Task input:
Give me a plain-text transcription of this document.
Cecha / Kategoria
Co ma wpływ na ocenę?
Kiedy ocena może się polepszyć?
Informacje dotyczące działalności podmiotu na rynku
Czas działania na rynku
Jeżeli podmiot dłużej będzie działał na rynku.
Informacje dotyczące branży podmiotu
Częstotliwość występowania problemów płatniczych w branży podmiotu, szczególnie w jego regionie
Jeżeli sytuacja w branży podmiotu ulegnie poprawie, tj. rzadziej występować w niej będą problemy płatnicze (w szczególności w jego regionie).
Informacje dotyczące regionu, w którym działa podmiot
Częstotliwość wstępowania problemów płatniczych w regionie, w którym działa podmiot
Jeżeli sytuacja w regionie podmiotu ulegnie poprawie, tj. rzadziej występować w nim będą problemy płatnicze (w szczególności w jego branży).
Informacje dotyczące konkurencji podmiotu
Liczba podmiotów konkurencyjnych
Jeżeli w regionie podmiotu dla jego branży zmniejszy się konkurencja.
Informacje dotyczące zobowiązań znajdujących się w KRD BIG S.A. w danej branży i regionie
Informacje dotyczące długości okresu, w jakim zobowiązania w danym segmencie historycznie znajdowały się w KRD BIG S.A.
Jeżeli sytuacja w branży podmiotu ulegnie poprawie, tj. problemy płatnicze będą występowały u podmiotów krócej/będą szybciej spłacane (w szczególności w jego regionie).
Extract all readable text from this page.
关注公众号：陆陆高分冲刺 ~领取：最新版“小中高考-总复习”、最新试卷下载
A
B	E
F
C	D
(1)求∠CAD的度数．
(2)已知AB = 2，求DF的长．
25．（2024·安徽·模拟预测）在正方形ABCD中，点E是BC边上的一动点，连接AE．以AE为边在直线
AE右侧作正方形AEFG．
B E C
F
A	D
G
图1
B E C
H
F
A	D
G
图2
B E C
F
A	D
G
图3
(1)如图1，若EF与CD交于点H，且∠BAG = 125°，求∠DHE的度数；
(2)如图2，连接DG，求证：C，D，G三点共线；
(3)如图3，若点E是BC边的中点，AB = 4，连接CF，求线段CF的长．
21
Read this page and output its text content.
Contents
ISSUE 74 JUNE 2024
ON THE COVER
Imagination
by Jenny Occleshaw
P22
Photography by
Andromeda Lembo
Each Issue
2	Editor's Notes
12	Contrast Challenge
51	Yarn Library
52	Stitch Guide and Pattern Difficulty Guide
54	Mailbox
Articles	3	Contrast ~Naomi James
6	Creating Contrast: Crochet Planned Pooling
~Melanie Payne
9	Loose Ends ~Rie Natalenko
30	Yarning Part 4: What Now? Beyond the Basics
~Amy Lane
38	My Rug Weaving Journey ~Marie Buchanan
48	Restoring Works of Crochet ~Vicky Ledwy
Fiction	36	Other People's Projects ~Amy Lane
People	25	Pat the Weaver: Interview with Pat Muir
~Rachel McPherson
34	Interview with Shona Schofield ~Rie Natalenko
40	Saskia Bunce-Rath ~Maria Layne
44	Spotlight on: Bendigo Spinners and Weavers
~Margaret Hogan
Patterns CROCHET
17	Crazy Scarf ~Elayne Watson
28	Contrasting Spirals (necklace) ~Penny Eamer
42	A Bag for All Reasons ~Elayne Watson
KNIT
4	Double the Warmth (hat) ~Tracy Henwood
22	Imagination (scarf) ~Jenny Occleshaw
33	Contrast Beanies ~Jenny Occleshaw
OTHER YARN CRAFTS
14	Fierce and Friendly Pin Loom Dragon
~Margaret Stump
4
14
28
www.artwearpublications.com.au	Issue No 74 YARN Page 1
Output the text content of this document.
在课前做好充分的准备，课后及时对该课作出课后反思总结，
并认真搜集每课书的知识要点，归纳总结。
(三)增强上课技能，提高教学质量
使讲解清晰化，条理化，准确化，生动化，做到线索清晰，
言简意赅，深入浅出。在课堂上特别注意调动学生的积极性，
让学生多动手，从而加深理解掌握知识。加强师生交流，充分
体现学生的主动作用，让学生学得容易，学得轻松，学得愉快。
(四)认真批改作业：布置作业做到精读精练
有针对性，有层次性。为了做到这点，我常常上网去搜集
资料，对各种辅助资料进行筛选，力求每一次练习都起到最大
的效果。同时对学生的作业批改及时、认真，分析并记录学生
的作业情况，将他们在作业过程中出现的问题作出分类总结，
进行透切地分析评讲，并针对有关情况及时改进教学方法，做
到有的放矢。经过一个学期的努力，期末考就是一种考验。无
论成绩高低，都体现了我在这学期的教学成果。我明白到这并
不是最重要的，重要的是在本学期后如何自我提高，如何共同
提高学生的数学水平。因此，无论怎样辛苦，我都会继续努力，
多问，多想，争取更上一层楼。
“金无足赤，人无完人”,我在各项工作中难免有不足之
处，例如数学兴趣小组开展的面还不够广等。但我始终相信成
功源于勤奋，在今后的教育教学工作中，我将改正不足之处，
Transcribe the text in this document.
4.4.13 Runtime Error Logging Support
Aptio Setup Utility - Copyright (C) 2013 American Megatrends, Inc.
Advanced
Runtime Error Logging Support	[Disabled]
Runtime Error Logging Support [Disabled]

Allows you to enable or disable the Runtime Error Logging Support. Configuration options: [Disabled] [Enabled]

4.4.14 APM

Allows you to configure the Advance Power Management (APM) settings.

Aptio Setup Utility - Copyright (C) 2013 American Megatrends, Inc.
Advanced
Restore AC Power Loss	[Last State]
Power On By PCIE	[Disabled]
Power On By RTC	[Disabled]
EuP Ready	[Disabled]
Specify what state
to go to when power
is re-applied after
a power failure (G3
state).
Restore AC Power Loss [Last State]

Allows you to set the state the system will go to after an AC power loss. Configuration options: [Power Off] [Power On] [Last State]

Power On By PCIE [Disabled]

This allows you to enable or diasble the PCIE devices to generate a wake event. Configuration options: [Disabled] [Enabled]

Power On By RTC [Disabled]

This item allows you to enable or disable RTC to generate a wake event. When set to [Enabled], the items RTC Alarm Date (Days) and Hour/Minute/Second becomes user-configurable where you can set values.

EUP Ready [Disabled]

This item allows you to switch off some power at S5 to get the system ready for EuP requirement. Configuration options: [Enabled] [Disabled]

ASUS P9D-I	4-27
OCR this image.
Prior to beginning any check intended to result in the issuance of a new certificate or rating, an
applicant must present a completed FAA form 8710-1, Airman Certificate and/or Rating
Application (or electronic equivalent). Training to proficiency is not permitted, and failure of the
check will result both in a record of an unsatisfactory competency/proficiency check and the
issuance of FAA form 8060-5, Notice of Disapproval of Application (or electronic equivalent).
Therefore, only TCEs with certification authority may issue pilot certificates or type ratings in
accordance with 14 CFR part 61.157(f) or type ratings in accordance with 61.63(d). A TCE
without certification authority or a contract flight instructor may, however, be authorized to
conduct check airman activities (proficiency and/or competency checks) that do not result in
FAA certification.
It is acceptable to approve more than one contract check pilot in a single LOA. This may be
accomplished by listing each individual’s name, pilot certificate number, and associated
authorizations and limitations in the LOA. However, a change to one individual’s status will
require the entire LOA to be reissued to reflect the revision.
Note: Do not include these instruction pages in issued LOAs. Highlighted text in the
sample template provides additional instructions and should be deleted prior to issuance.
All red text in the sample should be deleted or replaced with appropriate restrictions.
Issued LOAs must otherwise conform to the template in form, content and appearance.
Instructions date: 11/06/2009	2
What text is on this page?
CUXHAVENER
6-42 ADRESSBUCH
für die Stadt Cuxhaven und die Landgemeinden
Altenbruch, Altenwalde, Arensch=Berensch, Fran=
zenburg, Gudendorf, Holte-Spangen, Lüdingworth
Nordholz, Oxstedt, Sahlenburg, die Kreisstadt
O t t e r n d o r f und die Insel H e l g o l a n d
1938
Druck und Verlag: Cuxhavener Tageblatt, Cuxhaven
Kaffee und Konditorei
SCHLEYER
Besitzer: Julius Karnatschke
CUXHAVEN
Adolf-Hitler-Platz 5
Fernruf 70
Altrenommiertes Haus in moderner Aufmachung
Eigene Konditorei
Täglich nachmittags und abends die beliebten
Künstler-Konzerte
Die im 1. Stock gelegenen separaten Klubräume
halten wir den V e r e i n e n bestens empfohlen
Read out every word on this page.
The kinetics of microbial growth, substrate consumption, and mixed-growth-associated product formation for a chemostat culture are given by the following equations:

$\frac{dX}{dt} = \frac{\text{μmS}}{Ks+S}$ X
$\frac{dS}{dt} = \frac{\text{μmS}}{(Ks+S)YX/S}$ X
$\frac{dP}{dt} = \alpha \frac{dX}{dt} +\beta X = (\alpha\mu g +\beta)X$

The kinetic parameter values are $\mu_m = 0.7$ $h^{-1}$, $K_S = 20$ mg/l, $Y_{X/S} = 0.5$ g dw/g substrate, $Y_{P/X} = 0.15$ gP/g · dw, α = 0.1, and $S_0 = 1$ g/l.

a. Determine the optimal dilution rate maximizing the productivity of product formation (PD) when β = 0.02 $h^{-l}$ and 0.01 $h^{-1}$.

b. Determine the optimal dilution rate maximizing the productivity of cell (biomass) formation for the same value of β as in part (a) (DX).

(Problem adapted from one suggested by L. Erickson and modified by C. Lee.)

What this task involves:
Gather each line from the listing above that holds "competency".

Output of the task:
check will result both in a record of an unsatisfactory competency/proficiency check and the
conduct check airman activities (proficiency and/or competency checks) that do not result in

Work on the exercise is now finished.